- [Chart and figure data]
• • • • •
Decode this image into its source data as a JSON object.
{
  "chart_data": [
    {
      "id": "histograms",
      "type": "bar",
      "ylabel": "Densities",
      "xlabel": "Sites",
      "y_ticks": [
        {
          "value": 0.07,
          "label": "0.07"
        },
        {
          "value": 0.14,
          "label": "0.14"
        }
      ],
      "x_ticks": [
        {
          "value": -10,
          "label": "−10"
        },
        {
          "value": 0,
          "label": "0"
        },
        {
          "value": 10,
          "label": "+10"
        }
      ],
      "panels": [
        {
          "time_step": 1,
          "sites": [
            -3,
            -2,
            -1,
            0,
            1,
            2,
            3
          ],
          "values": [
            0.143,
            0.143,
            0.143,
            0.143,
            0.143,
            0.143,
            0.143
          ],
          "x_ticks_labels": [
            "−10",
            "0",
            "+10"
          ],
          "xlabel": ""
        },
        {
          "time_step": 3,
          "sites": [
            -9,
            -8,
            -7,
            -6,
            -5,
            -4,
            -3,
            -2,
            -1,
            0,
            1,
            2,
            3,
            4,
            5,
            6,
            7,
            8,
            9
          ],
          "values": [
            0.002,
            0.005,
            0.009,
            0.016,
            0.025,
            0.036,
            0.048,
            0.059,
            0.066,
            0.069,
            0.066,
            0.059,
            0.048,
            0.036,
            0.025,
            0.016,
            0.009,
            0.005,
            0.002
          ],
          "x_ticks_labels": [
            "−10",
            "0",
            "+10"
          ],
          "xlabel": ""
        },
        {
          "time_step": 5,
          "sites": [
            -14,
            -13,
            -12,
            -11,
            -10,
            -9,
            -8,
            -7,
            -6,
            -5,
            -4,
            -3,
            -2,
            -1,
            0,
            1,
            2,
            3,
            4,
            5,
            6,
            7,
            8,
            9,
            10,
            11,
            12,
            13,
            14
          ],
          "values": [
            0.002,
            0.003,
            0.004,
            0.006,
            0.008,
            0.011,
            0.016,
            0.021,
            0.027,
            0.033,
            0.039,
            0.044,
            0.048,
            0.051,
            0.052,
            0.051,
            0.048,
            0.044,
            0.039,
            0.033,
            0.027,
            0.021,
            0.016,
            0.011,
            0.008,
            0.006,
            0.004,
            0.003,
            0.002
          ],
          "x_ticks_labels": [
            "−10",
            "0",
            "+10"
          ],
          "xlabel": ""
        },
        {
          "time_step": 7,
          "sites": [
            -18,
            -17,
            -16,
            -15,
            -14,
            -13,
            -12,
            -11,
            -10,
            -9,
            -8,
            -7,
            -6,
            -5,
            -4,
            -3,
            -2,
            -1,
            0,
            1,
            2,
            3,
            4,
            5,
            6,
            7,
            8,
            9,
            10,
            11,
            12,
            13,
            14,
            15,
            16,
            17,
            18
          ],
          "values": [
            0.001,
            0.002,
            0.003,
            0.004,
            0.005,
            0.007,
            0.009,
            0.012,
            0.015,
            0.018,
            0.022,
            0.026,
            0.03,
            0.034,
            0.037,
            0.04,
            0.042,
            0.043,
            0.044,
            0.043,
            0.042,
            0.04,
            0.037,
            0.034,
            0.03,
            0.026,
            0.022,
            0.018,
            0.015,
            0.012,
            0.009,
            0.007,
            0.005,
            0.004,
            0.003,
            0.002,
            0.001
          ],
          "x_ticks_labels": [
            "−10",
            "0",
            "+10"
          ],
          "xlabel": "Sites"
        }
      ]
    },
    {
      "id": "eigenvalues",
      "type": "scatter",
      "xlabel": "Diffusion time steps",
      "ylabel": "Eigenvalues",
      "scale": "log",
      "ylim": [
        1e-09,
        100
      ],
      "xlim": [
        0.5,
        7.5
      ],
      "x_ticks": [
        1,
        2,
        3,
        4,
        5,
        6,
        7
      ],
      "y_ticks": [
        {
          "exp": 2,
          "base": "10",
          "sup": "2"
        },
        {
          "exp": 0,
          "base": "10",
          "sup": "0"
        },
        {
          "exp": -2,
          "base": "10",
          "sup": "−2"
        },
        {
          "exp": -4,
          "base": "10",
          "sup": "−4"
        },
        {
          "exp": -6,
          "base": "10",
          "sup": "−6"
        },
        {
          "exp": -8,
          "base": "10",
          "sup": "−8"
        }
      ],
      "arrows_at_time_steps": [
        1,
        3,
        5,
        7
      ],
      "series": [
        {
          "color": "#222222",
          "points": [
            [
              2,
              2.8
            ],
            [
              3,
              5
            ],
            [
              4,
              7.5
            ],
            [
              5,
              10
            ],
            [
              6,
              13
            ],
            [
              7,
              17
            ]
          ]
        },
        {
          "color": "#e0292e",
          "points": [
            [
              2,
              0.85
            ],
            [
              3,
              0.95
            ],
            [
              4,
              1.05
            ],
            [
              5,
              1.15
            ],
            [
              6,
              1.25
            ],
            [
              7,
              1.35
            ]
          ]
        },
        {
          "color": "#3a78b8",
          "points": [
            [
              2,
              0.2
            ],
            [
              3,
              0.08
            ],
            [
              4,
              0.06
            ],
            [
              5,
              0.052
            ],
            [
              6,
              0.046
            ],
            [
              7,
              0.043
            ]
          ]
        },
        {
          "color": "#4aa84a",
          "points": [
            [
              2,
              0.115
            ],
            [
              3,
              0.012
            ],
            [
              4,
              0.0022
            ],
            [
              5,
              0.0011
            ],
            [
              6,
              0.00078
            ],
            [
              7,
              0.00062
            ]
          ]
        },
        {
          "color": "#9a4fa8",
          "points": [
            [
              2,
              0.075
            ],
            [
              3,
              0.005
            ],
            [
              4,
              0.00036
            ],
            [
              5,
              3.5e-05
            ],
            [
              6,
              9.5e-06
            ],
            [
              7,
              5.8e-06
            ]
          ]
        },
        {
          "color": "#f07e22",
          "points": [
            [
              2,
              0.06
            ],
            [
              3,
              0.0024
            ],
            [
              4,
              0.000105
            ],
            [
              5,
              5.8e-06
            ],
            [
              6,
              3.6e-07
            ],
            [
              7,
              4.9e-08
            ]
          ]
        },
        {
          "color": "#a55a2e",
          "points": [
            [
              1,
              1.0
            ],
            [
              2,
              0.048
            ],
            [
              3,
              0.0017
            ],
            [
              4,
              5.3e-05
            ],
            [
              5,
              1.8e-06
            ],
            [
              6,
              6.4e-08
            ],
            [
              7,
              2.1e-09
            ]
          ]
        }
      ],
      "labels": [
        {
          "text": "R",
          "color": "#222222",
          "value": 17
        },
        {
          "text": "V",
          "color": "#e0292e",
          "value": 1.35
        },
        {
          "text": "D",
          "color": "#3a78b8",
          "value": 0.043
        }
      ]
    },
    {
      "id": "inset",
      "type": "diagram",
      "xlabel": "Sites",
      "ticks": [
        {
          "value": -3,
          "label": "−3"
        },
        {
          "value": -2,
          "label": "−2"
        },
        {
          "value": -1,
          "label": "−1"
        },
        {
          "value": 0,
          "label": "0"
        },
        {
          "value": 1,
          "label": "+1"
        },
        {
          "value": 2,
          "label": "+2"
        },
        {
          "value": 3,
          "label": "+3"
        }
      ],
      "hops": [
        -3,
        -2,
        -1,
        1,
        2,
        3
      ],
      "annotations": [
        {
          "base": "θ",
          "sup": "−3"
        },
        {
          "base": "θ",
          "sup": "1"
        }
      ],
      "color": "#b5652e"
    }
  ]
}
• • • • •
- [INSTRUCTIONS FOR THE TASK] Your task is to repeat the data exactly, with nothing left out.

- [THE ANSWER]
Decode this image into its source data as a JSON object.
{
  "chart_data": [
    {
      "id": "histograms",
      "type": "bar",
      "ylabel": "Densities",
      "xlabel": "Sites",
      "y_ticks": [
        {
          "value": 0.07,
          "label": "0.07"
        },
        {
          "value": 0.14,
          "label": "0.14"
        }
      ],
      "x_ticks": [
        {
          "value": -10,
          "label": "−10"
        },
        {
          "value": 0,
          "label": "0"
        },
        {
          "value": 10,
          "label": "+10"
        }
      ],
      "panels": [
        {
          "time_step": 1,
          "sites": [
            -3,
            -2,
            -1,
            0,
            1,
            2,
            3
          ],
          "values": [
            0.143,
            0.143,
            0.143,
            0.143,
            0.143,
            0.143,
            0.143
          ],
          "x_ticks_labels": [
            "−10",
            "0",
            "+10"
          ],
          "xlabel": ""
        },
        {
          "time_step": 3,
          "sites": [
            -9,
            -8,
            -7,
            -6,
            -5,
            -4,
            -3,
            -2,
            -1,
            0,
            1,
            2,
            3,
            4,
            5,
            6,
            7,
            8,
            9
          ],
          "values": [
            0.002,
            0.005,
            0.009,
            0.016,
            0.025,
            0.036,
            0.048,
            0.059,
            0.066,
            0.069,
            0.066,
            0.059,
            0.048,
            0.036,
            0.025,
            0.016,
            0.009,
            0.005,
            0.002
          ],
          "x_ticks_labels": [
            "−10",
            "0",
            "+10"
          ],
          "xlabel": ""
        },
        {
          "time_step": 5,
          "sites": [
            -14,
            -13,
            -12,
            -11,
            -10,
            -9,
            -8,
            -7,
            -6,
            -5,
            -4,
            -3,
            -2,
            -1,
            0,
            1,
            2,
            3,
            4,
            5,
            6,
            7,
            8,
            9,
            10,
            11,
            12,
            13,
            14
          ],
          "values": [
            0.002,
            0.003,
            0.004,
            0.006,
            0.008,
            0.011,
            0.016,
            0.021,
            0.027,
            0.033,
            0.039,
            0.044,
            0.048,
            0.051,
            0.052,
            0.051,
            0.048,
            0.044,
            0.039,
            0.033,
            0.027,
            0.021,
            0.016,
            0.011,
            0.008,
            0.006,
            0.004,
            0.003,
            0.002
          ],
          "x_ticks_labels": [
            "−10",
            "0",
            "+10"
          ],
          "xlabel": ""
        },
        {
          "time_step": 7,
          "sites": [
            -18,
            -17,
            -16,
            -15,
            -14,
            -13,
            -12,
            -11,
            -10,
            -9,
            -8,
            -7,
            -6,
            -5,
            -4,
            -3,
            -2,
            -1,
            0,
            1,
            2,
            3,
            4,
            5,
            6,
            7,
            8,
            9,
            10,
            11,
            12,
            13,
            14,
            15,
            16,
            17,
            18
          ],
          "values": [
            0.001,
            0.002,
            0.003,
            0.004,
            0.005,
            0.007,
            0.009,
            0.012,
            0.015,
            0.018,
            0.022,
            0.026,
            0.03,
            0.034,
            0.037,
            0.04,
            0.042,
            0.043,
            0.044,
            0.043,
            0.042,
            0.04,
            0.037,
            0.034,
            0.03,
            0.026,
            0.022,
            0.018,
            0.015,
            0.012,
            0.009,
            0.007,
            0.005,
            0.004,
            0.003,
            0.002,
            0.001
          ],
          "x_ticks_labels": [
            "−10",
            "0",
            "+10"
          ],
          "xlabel": "Sites"
        }
      ]
    },
    {
      "id": "eigenvalues",
      "type": "scatter",
      "xlabel": "Diffusion time steps",
      "ylabel": "Eigenvalues",
      "scale": "log",
      "ylim": [
        1e-09,
        100
      ],
      "xlim": [
        0.5,
        7.5
      ],
      "x_ticks": [
        1,
        2,
        3,
        4,
        5,
        6,
        7
      ],
      "y_ticks": [
        {
          "exp": 2,
          "base": "10",
          "sup": "2"
        },
        {
          "exp": 0,
          "base": "10",
          "sup": "0"
        },
        {
          "exp": -2,
          "base": "10",
          "sup": "−2"
        },
        {
          "exp": -4,
          "base": "10",
          "sup": "−4"
        },
        {
          "exp": -6,
          "base": "10",
          "sup": "−6"
        },
        {
          "exp": -8,
          "base": "10",
          "sup": "−8"
        }
      ],
      "arrows_at_time_steps": [
        1,
        3,
        5,
        7
      ],
      "series": [
        {
          "color": "#222222",
          "points": [
            [
              2,
              2.8
            ],
            [
              3,
              5
            ],
            [
              4,
              7.5
            ],
            [
              5,
              10
            ],
            [
              6,
              13
            ],
            [
              7,
              17
            ]
          ]
        },
        {
          "color": "#e0292e",
          "points": [
            [
              2,
              0.85
            ],
            [
              3,
              0.95
            ],
            [
              4,
              1.05
            ],
            [
              5,
              1.15
            ],
            [
              6,
              1.25
            ],
            [
              7,
              1.35
            ]
          ]
        },
        {
          "color": "#3a78b8",
          "points": [
            [
              2,
              0.2
            ],
            [
              3,
              0.08
            ],
            [
              4,
              0.06
            ],
            [
              5,
              0.052
            ],
            [
              6,
              0.046
            ],
            [
              7,
              0.043
            ]
          ]
        },
        {
          "color": "#4aa84a",
          "points": [
            [
              2,
              0.115
            ],
            [
              3,
              0.012
            ],
            [
              4,
              0.0022
            ],
            [
              5,
              0.0011
            ],
            [
              6,
              0.00078
            ],
            [
              7,
              0.00062
            ]
          ]
        },
        {
          "color": "#9a4fa8",
          "points": [
            [
              2,
              0.075
            ],
            [
              3,
              0.005
            ],
            [
              4,
              0.00036
            ],
            [
              5,
              3.5e-05
            ],
            [
              6,
              9.5e-06
            ],
            [
              7,
              5.8e-06
            ]
          ]
        },
        {
          "color": "#f07e22",
          "points": [
            [
              2,
              0.06
            ],
            [
              3,
              0.0024
            ],
            [
              4,
              0.000105
            ],
            [
              5,
              5.8e-06
            ],
            [
              6,
              3.6e-07
            ],
            [
              7,
              4.9e-08
            ]
          ]
        },
        {
          "color": "#a55a2e",
          "points": [
            [
              1,
              1.0
            ],
            [
              2,
              0.048
            ],
            [
              3,
              0.0017
            ],
            [
              4,
              5.3e-05
            ],
            [
              5,
              1.8e-06
            ],
            [
              6,
              6.4e-08
            ],
            [
              7,
              2.1e-09
            ]
          ]
        }
      ],
      "labels": [
        {
          "text": "R",
          "color": "#222222",
          "value": 17
        },
        {
          "text": "V",
          "color": "#e0292e",
          "value": 1.35
        },
        {
          "text": "D",
          "color": "#3a78b8",
          "value": 0.043
        }
      ]
    },
    {
      "id": "inset",
      "type": "diagram",
      "xlabel": "Sites",
      "ticks": [
        {
          "value": -3,
          "label": "−3"
        },
        {
          "value": -2,
          "label": "−2"
        },
        {
          "value": -1,
          "label": "−1"
        },
        {
          "value": 0,
          "label": "0"
        },
        {
          "value": 1,
          "label": "+1"
        },
        {
          "value": 2,
          "label": "+2"
        },
        {
          "value": 3,
          "label": "+3"
        }
      ],
      "hops": [
        -3,
        -2,
        -1,
        1,
        2,
        3
      ],
      "annotations": [
        {
          "base": "θ",
          "sup": "−3"
        },
        {
          "base": "θ",
          "sup": "1"
        }
      ],
      "color": "#b5652e"
    }
  ]
}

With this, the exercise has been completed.